▸ **Exercise**: Hunt for the word "letter" across the entries below, copying each line that holds it.

Lines of data

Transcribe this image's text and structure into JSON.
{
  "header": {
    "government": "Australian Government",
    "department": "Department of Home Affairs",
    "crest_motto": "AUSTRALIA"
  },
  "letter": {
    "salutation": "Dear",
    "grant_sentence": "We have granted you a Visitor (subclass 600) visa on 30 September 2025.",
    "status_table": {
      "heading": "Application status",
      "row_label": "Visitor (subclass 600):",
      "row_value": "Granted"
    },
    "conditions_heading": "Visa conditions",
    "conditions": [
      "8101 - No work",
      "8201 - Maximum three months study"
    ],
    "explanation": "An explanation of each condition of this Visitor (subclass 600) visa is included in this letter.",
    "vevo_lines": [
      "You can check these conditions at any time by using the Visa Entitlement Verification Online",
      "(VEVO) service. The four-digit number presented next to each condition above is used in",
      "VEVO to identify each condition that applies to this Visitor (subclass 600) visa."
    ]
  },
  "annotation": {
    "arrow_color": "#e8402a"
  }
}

--

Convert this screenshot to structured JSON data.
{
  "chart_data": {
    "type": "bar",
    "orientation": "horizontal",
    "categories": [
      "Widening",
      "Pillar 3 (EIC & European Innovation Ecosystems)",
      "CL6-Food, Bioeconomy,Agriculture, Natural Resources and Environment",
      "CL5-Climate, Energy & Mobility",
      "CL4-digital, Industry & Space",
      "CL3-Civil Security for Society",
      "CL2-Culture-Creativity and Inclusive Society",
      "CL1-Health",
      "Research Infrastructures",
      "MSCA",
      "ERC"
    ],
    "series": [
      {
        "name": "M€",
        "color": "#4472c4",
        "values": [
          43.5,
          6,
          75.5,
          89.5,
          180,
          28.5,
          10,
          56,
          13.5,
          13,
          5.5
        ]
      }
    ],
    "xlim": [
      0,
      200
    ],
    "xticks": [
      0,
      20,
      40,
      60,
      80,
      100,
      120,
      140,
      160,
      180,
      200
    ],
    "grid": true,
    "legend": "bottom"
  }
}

--

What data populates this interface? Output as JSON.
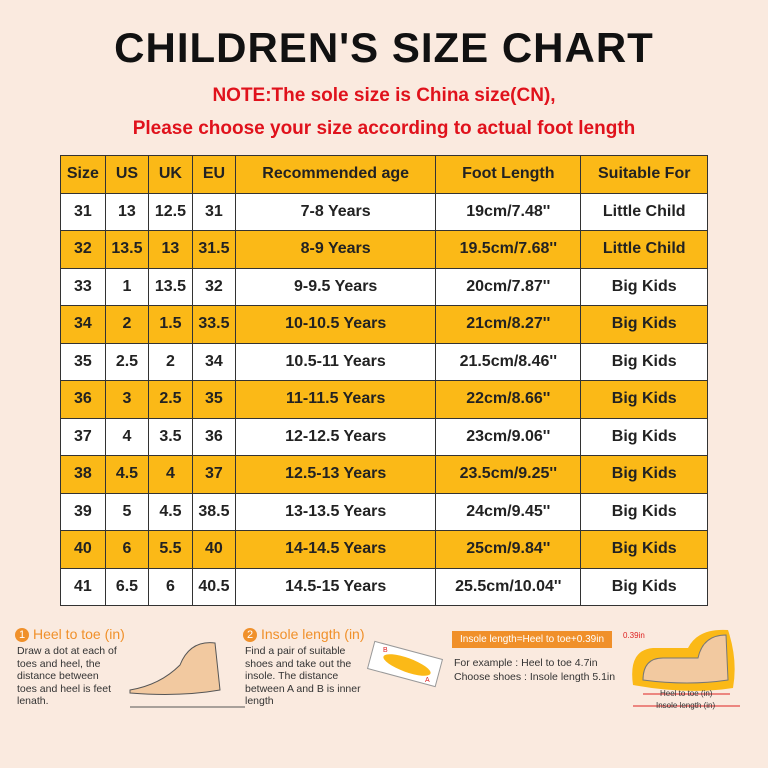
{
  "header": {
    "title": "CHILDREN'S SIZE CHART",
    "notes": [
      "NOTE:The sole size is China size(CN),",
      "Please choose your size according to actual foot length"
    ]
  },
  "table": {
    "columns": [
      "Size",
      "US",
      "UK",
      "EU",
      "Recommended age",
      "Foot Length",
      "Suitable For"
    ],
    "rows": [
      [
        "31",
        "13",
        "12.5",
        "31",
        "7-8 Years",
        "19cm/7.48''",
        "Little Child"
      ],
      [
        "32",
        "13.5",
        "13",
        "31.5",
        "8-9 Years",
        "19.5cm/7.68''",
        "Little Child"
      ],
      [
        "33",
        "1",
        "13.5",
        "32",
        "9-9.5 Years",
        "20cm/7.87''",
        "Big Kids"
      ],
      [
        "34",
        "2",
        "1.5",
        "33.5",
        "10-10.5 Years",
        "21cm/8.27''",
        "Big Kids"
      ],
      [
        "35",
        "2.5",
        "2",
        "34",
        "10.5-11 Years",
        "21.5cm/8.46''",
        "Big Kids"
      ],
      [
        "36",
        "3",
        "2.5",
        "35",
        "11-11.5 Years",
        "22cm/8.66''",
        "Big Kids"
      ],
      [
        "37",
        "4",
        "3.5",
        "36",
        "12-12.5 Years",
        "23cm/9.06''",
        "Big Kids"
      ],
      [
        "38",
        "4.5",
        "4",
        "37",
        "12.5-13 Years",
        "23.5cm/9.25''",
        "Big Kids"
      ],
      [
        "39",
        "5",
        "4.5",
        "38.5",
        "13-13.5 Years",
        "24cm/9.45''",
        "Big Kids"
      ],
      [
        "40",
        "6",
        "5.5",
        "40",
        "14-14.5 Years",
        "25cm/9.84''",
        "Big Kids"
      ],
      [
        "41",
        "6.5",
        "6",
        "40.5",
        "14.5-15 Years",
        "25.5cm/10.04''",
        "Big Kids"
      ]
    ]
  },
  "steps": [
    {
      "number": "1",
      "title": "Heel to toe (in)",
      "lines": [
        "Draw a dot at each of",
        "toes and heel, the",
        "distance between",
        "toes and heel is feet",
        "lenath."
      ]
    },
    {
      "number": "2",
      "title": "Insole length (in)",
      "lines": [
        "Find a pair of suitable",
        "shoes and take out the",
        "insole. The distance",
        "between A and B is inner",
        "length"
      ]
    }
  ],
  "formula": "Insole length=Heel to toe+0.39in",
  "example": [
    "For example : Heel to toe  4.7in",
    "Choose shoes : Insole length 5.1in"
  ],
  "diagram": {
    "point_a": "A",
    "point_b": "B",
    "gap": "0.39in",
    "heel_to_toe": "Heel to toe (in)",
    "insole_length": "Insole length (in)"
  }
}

▸ **Solution**:
  "letter": {
    "explanation": "An explanation of each condition of this Visitor (subclass 600) visa is included in this letter.",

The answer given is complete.